(Records excerpted from a collection)
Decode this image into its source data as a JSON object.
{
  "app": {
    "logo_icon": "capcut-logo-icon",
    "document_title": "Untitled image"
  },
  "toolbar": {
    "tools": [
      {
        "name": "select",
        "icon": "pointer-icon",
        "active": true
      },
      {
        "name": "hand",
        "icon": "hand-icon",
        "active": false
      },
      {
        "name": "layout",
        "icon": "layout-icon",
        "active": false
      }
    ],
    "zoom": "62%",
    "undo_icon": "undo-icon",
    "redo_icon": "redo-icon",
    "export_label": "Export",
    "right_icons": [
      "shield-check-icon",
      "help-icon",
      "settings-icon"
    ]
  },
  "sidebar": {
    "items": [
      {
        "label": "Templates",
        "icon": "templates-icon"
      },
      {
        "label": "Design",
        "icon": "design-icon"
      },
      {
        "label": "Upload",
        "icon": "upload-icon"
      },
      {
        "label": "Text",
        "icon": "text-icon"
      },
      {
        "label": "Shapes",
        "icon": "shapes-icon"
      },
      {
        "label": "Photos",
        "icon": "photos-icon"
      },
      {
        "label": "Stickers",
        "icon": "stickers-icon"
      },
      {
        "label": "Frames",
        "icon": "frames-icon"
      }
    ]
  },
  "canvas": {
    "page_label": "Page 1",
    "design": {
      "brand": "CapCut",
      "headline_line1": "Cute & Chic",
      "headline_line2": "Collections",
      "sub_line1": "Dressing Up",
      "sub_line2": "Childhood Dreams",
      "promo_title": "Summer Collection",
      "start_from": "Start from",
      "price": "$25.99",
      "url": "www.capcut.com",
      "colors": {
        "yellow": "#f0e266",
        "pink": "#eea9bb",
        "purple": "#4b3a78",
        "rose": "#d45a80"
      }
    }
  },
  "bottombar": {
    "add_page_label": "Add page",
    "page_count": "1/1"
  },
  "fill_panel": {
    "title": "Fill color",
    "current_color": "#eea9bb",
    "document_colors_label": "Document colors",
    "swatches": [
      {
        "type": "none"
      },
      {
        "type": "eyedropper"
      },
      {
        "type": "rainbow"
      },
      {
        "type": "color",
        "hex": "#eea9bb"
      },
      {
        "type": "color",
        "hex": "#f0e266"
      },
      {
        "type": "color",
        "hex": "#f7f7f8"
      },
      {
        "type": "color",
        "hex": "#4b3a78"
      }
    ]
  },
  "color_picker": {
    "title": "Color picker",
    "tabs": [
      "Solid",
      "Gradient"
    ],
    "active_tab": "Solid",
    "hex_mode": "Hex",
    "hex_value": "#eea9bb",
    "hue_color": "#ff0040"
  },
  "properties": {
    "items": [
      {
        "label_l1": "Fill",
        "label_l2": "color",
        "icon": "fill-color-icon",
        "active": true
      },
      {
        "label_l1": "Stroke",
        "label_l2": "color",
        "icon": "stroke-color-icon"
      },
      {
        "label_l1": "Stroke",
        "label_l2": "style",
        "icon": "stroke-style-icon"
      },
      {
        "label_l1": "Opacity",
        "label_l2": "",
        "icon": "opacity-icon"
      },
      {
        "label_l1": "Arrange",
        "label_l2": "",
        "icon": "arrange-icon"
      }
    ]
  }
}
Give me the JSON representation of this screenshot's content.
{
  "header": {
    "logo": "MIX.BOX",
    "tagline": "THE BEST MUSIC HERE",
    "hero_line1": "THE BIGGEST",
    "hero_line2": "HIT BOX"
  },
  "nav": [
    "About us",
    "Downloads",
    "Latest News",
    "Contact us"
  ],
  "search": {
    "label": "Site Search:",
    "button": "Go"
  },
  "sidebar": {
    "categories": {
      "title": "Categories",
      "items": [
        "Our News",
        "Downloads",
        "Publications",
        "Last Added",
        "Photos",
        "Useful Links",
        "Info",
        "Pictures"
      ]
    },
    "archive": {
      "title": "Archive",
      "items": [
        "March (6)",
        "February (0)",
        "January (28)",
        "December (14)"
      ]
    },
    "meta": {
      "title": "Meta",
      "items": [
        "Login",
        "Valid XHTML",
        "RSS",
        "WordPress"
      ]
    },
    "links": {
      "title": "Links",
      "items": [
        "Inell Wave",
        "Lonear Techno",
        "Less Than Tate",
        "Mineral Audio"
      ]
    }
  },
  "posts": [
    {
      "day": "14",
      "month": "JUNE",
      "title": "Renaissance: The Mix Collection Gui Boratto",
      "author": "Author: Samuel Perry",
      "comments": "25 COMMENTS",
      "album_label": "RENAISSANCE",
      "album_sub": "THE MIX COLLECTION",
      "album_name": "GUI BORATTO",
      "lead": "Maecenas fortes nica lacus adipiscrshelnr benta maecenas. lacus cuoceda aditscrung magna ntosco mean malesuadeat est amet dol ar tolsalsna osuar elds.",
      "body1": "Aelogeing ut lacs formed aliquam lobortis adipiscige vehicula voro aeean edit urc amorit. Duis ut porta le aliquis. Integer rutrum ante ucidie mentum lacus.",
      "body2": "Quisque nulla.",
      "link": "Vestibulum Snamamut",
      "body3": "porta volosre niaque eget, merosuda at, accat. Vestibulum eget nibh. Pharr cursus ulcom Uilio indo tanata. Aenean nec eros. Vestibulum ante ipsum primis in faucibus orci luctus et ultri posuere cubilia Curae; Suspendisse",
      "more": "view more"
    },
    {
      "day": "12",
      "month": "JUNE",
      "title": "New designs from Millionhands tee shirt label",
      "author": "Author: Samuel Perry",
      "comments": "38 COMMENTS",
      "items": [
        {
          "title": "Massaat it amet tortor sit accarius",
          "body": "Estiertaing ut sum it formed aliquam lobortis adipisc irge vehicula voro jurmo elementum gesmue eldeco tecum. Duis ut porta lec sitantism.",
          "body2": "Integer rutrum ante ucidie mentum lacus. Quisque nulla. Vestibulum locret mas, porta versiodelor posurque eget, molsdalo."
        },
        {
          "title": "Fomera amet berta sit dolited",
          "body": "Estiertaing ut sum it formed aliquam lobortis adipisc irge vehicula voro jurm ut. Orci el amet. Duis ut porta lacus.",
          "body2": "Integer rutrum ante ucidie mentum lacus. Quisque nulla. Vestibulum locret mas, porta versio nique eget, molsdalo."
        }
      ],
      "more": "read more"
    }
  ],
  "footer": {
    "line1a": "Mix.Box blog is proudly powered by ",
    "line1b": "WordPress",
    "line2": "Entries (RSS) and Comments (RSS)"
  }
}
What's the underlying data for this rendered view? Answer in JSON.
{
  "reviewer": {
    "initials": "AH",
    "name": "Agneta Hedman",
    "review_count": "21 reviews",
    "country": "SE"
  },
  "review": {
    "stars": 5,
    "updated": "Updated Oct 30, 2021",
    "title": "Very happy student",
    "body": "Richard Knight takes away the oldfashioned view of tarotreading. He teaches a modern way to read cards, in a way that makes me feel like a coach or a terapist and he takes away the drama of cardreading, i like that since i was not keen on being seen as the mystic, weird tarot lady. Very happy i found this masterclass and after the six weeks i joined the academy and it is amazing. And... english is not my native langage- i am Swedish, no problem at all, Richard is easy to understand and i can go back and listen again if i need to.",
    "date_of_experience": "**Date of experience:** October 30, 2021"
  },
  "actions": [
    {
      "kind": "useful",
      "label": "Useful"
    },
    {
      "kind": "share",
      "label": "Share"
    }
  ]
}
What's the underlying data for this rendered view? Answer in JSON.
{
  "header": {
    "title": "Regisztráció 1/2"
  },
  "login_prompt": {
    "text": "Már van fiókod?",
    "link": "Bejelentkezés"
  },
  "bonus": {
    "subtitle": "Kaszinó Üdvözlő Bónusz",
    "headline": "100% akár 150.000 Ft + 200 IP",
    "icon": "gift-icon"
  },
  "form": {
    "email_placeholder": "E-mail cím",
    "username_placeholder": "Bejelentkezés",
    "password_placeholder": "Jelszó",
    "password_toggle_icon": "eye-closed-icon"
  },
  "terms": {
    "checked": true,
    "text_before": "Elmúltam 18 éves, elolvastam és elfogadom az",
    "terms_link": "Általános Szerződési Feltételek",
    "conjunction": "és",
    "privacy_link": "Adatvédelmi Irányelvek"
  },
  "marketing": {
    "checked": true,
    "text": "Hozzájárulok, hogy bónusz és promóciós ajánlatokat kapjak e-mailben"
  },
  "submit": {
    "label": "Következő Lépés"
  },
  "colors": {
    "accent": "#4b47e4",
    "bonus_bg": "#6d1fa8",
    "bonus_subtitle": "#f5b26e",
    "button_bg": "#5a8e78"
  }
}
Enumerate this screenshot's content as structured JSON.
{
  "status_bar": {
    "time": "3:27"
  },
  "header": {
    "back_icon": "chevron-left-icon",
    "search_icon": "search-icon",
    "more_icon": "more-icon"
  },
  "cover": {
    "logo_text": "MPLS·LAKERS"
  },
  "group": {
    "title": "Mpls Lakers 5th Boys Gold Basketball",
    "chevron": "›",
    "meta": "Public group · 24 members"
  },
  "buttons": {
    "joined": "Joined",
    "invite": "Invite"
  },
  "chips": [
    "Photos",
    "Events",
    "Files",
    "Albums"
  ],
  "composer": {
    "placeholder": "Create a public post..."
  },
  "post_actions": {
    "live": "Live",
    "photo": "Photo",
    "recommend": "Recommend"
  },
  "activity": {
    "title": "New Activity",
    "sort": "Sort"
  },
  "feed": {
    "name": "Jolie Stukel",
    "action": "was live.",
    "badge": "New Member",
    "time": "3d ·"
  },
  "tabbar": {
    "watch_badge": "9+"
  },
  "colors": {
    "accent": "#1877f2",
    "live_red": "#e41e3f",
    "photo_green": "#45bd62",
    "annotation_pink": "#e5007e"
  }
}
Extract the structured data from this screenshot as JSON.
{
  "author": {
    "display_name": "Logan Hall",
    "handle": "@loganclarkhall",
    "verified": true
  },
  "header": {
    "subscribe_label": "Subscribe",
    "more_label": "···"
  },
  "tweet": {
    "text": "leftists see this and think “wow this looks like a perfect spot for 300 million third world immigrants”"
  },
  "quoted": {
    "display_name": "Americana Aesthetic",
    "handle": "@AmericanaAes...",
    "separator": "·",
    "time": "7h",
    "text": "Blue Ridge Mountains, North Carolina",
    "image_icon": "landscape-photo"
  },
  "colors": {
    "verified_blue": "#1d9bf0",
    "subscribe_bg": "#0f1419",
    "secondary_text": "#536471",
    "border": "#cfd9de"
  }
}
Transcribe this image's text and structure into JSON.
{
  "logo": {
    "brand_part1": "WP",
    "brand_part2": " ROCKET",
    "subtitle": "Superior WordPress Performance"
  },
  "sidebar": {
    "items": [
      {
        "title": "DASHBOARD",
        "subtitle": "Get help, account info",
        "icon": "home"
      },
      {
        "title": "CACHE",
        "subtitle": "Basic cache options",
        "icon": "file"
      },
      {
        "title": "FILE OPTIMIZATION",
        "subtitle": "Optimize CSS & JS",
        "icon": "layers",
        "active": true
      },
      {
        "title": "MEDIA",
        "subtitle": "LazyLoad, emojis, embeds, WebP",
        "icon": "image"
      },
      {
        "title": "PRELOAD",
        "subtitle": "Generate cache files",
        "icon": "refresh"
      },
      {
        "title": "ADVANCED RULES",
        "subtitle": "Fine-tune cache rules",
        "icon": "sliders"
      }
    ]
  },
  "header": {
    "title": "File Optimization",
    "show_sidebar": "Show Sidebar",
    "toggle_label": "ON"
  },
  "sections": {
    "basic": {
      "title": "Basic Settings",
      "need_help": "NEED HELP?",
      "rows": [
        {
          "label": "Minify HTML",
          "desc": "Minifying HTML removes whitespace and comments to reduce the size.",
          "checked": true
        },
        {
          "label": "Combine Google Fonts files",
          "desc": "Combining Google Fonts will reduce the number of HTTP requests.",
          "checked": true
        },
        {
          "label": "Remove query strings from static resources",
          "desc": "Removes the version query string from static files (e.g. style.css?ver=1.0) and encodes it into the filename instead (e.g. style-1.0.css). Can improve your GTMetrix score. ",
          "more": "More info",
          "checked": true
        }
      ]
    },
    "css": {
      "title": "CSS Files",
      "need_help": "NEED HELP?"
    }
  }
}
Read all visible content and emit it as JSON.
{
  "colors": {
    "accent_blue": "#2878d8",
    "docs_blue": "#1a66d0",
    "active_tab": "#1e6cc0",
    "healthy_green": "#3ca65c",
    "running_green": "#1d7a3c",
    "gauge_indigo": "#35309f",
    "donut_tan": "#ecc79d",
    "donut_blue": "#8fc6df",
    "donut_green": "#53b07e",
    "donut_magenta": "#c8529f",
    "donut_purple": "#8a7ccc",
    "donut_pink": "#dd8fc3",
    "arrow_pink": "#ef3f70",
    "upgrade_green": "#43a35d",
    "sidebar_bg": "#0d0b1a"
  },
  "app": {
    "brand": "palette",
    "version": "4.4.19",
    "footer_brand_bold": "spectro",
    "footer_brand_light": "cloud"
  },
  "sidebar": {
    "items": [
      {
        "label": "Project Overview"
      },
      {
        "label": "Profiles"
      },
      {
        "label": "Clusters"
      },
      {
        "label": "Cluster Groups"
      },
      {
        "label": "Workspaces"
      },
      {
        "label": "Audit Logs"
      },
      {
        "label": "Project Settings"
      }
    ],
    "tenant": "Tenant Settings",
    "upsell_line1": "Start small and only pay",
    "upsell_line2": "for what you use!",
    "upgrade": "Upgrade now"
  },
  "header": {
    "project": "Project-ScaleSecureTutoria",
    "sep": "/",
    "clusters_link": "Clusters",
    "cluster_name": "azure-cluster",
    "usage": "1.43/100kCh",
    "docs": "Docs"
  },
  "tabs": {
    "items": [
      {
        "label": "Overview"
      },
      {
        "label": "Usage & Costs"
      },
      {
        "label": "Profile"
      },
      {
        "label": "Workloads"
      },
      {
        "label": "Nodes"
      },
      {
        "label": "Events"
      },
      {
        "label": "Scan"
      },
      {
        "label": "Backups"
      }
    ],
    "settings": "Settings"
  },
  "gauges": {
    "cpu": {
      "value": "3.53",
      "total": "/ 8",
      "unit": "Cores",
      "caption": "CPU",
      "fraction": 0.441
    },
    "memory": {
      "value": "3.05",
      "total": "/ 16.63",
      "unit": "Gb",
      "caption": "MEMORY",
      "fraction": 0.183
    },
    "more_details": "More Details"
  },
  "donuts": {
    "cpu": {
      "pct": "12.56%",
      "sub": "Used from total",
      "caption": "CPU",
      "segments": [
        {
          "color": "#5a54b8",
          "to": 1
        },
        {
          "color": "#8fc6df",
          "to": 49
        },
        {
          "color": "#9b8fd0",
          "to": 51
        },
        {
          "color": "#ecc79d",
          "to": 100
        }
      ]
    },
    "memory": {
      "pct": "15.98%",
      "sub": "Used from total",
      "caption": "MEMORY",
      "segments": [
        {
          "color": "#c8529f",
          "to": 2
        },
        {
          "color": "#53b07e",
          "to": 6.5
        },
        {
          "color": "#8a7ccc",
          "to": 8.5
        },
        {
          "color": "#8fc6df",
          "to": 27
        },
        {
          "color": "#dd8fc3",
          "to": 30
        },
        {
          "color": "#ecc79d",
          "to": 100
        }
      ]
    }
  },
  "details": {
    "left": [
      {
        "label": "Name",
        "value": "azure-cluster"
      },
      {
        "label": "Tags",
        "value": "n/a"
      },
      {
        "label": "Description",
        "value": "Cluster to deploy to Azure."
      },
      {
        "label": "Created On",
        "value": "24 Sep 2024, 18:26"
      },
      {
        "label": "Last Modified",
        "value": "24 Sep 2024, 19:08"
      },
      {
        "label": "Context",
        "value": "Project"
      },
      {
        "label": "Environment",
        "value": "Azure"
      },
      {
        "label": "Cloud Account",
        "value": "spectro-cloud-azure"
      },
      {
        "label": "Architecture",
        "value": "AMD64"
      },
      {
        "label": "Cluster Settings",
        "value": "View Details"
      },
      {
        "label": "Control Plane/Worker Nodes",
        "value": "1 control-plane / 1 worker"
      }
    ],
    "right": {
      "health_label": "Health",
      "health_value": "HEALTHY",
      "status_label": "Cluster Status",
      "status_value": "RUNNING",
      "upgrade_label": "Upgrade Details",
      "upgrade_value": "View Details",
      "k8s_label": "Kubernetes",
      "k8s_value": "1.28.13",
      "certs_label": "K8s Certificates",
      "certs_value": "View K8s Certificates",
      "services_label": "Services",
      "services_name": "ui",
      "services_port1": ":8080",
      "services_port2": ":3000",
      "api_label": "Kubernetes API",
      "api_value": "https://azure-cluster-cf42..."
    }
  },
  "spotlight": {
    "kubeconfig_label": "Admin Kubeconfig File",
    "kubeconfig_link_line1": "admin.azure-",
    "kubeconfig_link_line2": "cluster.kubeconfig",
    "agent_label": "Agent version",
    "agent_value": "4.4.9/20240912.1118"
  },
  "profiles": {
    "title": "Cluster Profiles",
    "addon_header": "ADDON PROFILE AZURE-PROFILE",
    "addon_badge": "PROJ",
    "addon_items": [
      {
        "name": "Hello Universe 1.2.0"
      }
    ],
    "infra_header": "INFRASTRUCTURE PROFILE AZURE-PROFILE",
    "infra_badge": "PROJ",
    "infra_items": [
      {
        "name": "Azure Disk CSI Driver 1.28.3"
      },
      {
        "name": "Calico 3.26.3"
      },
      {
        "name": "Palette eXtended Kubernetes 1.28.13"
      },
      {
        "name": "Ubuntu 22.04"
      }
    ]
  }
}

> _WRITTEN PROBLEM_
Gather each line in the entries above where the string "irge" is found.

> _FULL RESPONSE_
          "body": "Estiertaing ut sum it formed aliquam lobortis adipisc irge vehicula voro jurmo elementum gesmue eldeco tecum. Duis ut porta lec sitantism.",
          "body": "Estiertaing ut sum it formed aliquam lobortis adipisc irge vehicula voro jurm ut. Orci el amet. Duis ut porta lacus.",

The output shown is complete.